— Begin THE DATA —
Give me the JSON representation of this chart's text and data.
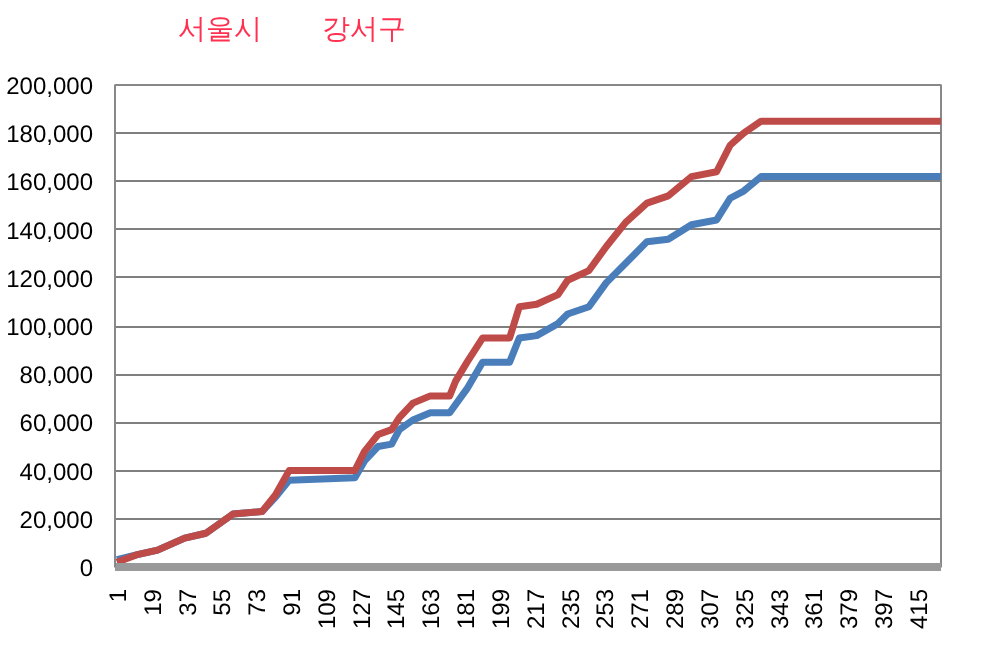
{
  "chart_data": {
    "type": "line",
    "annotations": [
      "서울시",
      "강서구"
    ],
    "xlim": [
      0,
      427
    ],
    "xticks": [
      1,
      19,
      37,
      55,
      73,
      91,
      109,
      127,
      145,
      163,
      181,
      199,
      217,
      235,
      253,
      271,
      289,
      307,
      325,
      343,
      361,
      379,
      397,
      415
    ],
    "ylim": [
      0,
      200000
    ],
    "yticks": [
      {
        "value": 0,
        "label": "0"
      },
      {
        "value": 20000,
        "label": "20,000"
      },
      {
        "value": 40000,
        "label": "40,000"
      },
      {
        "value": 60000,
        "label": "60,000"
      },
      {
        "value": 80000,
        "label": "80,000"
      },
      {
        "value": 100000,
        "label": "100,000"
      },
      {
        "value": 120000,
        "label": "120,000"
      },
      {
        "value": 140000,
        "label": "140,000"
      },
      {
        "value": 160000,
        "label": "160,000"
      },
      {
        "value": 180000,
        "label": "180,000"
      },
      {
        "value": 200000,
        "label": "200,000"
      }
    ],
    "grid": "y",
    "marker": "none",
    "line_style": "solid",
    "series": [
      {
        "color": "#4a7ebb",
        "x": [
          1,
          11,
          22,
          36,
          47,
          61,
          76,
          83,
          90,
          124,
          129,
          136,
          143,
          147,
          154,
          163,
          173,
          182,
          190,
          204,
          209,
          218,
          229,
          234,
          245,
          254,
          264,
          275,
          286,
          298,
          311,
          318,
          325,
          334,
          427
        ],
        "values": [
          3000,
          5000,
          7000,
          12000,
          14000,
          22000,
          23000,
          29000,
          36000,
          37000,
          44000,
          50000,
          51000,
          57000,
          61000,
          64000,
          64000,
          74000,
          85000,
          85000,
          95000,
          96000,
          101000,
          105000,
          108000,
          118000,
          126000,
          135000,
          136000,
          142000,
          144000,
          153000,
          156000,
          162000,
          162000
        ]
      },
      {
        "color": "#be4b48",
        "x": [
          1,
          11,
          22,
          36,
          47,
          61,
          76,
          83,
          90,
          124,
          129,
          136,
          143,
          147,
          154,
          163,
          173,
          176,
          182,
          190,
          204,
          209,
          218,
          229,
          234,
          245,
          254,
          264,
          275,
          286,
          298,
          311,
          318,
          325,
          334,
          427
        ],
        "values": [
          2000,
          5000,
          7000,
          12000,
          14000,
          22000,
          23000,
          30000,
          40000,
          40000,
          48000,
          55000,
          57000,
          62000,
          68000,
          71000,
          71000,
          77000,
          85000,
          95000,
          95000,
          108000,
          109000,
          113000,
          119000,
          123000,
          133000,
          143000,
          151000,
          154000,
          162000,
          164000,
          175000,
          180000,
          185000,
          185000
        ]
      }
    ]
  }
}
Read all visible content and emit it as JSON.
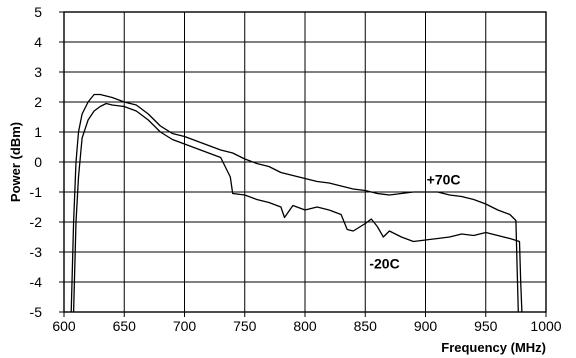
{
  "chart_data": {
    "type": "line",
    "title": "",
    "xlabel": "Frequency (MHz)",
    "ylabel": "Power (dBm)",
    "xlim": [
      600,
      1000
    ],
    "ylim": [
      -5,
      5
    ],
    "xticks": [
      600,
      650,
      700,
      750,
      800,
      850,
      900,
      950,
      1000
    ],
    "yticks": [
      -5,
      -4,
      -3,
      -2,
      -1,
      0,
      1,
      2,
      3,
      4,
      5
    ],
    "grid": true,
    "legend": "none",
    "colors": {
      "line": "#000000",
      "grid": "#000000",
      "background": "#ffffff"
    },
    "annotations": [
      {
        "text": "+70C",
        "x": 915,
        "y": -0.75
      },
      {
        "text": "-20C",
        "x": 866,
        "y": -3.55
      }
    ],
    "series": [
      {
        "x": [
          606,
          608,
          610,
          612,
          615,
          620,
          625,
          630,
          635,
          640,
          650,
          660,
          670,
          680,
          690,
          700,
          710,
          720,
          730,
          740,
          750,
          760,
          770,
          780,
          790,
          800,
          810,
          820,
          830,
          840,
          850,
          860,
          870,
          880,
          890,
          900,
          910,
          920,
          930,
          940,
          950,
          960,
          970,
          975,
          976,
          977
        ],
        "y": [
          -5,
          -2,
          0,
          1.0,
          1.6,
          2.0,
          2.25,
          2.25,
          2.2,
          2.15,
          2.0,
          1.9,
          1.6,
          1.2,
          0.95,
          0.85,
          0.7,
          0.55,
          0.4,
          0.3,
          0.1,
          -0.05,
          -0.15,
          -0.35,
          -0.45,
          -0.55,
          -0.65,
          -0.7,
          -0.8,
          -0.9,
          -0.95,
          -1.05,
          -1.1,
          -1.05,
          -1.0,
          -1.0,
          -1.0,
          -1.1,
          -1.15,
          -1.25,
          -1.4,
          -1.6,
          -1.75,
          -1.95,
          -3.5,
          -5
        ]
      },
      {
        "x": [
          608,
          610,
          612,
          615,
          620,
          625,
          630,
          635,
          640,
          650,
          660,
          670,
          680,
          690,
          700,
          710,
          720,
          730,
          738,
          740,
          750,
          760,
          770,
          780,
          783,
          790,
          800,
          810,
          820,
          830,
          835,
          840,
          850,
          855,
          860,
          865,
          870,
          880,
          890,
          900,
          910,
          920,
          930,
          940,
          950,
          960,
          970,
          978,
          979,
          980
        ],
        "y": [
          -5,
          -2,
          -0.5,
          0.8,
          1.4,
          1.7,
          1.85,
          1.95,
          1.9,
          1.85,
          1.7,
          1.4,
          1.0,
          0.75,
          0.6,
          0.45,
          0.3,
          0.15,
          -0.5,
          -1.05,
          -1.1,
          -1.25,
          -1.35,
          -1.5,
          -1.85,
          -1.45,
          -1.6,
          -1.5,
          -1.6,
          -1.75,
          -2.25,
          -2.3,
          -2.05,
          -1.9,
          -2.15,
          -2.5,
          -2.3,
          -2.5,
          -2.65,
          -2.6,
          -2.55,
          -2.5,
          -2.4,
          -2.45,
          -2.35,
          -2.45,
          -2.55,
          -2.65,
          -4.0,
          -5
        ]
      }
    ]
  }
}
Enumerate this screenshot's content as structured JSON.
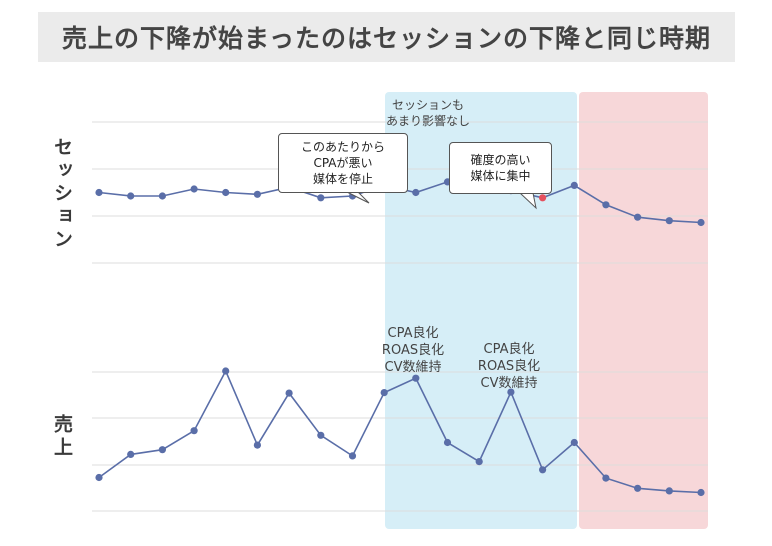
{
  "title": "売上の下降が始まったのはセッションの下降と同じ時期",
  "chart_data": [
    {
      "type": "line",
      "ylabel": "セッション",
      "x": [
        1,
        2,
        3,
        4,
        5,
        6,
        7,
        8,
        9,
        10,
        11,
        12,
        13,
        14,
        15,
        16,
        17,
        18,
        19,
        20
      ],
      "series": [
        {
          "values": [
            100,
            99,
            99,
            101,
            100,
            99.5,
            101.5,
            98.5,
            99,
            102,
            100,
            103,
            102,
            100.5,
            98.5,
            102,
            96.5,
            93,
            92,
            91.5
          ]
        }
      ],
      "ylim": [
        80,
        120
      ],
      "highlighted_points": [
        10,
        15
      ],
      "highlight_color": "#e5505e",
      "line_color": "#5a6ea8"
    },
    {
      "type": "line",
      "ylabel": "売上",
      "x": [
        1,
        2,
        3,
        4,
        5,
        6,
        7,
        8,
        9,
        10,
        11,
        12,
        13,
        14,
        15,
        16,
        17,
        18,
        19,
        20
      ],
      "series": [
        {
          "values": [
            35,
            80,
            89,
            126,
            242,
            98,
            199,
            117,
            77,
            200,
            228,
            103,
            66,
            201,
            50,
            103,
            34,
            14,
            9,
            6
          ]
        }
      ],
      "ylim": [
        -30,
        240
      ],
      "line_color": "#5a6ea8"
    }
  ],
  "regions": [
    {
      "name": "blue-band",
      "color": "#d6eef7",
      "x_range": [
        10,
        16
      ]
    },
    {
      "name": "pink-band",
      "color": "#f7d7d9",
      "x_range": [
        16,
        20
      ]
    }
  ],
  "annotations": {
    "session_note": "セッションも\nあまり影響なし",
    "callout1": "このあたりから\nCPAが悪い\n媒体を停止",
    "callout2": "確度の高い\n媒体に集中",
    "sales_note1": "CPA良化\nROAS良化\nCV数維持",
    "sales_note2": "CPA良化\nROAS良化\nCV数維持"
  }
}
— End THE DATA —
WHAT THE TASK ASKS: Give only the number of lines in the preceding material that contain the string "CPA良化".

RESULT FOR THIS EXERCISE: 2